**DESCRIPTION OF THE TASK:**
Your task is to repeat all of the material exactly.

**RECORD EXCERPTS:**
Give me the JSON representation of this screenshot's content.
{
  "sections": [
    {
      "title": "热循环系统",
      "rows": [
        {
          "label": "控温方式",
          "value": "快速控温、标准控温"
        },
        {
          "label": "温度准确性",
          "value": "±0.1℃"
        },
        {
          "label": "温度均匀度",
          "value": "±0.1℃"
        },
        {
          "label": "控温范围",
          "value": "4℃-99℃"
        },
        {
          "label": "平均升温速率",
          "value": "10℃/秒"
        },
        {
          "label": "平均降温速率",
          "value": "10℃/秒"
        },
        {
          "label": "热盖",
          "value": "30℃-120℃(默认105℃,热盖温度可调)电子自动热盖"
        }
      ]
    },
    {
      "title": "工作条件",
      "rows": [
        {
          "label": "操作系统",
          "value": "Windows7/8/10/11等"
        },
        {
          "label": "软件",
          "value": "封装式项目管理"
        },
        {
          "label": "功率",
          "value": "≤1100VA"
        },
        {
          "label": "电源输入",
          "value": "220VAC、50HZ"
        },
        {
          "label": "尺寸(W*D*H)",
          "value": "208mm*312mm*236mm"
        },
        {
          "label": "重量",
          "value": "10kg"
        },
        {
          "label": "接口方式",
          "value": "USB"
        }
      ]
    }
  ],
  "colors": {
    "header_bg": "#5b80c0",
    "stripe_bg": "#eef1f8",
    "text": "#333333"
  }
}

**EXERCISE OUTPUT:**
Give me the JSON representation of this screenshot's content.
{
  "sections": [
    {
      "title": "热循环系统",
      "rows": [
        {
          "label": "控温方式",
          "value": "快速控温、标准控温"
        },
        {
          "label": "温度准确性",
          "value": "±0.1℃"
        },
        {
          "label": "温度均匀度",
          "value": "±0.1℃"
        },
        {
          "label": "控温范围",
          "value": "4℃-99℃"
        },
        {
          "label": "平均升温速率",
          "value": "10℃/秒"
        },
        {
          "label": "平均降温速率",
          "value": "10℃/秒"
        },
        {
          "label": "热盖",
          "value": "30℃-120℃(默认105℃,热盖温度可调)电子自动热盖"
        }
      ]
    },
    {
      "title": "工作条件",
      "rows": [
        {
          "label": "操作系统",
          "value": "Windows7/8/10/11等"
        },
        {
          "label": "软件",
          "value": "封装式项目管理"
        },
        {
          "label": "功率",
          "value": "≤1100VA"
        },
        {
          "label": "电源输入",
          "value": "220VAC、50HZ"
        },
        {
          "label": "尺寸(W*D*H)",
          "value": "208mm*312mm*236mm"
        },
        {
          "label": "重量",
          "value": "10kg"
        },
        {
          "label": "接口方式",
          "value": "USB"
        }
      ]
    }
  ],
  "colors": {
    "header_bg": "#5b80c0",
    "stripe_bg": "#eef1f8",
    "text": "#333333"
  }
}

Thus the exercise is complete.